Would you return all of this data exactly, leaving nothing out?
────────────────────────────────────────
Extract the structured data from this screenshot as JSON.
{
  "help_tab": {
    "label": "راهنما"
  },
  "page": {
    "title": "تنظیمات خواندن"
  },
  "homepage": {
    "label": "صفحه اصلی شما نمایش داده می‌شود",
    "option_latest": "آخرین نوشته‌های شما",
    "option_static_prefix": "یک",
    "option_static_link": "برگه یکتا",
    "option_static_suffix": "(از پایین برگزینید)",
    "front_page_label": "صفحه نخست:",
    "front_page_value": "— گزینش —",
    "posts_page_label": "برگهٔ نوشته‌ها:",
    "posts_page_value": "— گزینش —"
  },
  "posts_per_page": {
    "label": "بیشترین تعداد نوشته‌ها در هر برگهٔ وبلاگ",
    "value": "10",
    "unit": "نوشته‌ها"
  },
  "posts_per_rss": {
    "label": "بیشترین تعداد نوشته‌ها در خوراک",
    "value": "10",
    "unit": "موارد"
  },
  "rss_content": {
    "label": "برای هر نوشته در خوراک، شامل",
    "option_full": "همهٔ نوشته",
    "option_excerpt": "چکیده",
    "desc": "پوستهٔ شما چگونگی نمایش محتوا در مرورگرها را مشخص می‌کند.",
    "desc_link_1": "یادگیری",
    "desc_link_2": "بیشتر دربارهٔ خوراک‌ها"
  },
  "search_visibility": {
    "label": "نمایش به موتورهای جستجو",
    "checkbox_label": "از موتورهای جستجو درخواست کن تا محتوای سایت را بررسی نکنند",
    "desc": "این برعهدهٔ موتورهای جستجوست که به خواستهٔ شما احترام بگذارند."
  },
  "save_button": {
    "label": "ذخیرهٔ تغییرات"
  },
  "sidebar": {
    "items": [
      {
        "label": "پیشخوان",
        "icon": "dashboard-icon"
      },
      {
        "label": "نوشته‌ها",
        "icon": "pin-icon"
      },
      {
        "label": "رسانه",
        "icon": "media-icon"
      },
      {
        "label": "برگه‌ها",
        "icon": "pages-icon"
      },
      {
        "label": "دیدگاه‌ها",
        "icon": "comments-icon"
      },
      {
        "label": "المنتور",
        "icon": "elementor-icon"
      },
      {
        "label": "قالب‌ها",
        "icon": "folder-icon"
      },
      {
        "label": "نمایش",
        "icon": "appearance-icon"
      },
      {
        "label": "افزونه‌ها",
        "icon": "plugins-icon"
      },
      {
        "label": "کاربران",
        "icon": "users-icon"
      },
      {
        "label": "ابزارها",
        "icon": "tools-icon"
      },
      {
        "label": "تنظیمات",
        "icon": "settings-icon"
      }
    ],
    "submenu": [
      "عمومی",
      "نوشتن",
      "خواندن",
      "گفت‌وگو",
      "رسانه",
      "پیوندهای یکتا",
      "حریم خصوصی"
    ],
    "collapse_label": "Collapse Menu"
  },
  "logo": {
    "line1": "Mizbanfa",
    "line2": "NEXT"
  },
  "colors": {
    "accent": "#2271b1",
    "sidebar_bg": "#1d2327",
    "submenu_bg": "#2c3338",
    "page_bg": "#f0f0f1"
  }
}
────────────────────────────────────────
* THE RESULT
Extract the structured data from this screenshot as JSON.
{
  "help_tab": {
    "label": "راهنما"
  },
  "page": {
    "title": "تنظیمات خواندن"
  },
  "homepage": {
    "label": "صفحه اصلی شما نمایش داده می‌شود",
    "option_latest": "آخرین نوشته‌های شما",
    "option_static_prefix": "یک",
    "option_static_link": "برگه یکتا",
    "option_static_suffix": "(از پایین برگزینید)",
    "front_page_label": "صفحه نخست:",
    "front_page_value": "— گزینش —",
    "posts_page_label": "برگهٔ نوشته‌ها:",
    "posts_page_value": "— گزینش —"
  },
  "posts_per_page": {
    "label": "بیشترین تعداد نوشته‌ها در هر برگهٔ وبلاگ",
    "value": "10",
    "unit": "نوشته‌ها"
  },
  "posts_per_rss": {
    "label": "بیشترین تعداد نوشته‌ها در خوراک",
    "value": "10",
    "unit": "موارد"
  },
  "rss_content": {
    "label": "برای هر نوشته در خوراک، شامل",
    "option_full": "همهٔ نوشته",
    "option_excerpt": "چکیده",
    "desc": "پوستهٔ شما چگونگی نمایش محتوا در مرورگرها را مشخص می‌کند.",
    "desc_link_1": "یادگیری",
    "desc_link_2": "بیشتر دربارهٔ خوراک‌ها"
  },
  "search_visibility": {
    "label": "نمایش به موتورهای جستجو",
    "checkbox_label": "از موتورهای جستجو درخواست کن تا محتوای سایت را بررسی نکنند",
    "desc": "این برعهدهٔ موتورهای جستجوست که به خواستهٔ شما احترام بگذارند."
  },
  "save_button": {
    "label": "ذخیرهٔ تغییرات"
  },
  "sidebar": {
    "items": [
      {
        "label": "پیشخوان",
        "icon": "dashboard-icon"
      },
      {
        "label": "نوشته‌ها",
        "icon": "pin-icon"
      },
      {
        "label": "رسانه",
        "icon": "media-icon"
      },
      {
        "label": "برگه‌ها",
        "icon": "pages-icon"
      },
      {
        "label": "دیدگاه‌ها",
        "icon": "comments-icon"
      },
      {
        "label": "المنتور",
        "icon": "elementor-icon"
      },
      {
        "label": "قالب‌ها",
        "icon": "folder-icon"
      },
      {
        "label": "نمایش",
        "icon": "appearance-icon"
      },
      {
        "label": "افزونه‌ها",
        "icon": "plugins-icon"
      },
      {
        "label": "کاربران",
        "icon": "users-icon"
      },
      {
        "label": "ابزارها",
        "icon": "tools-icon"
      },
      {
        "label": "تنظیمات",
        "icon": "settings-icon"
      }
    ],
    "submenu": [
      "عمومی",
      "نوشتن",
      "خواندن",
      "گفت‌وگو",
      "رسانه",
      "پیوندهای یکتا",
      "حریم خصوصی"
    ],
    "collapse_label": "Collapse Menu"
  },
  "logo": {
    "line1": "Mizbanfa",
    "line2": "NEXT"
  },
  "colors": {
    "accent": "#2271b1",
    "sidebar_bg": "#1d2327",
    "submenu_bg": "#2c3338",
    "page_bg": "#f0f0f1"
  }
}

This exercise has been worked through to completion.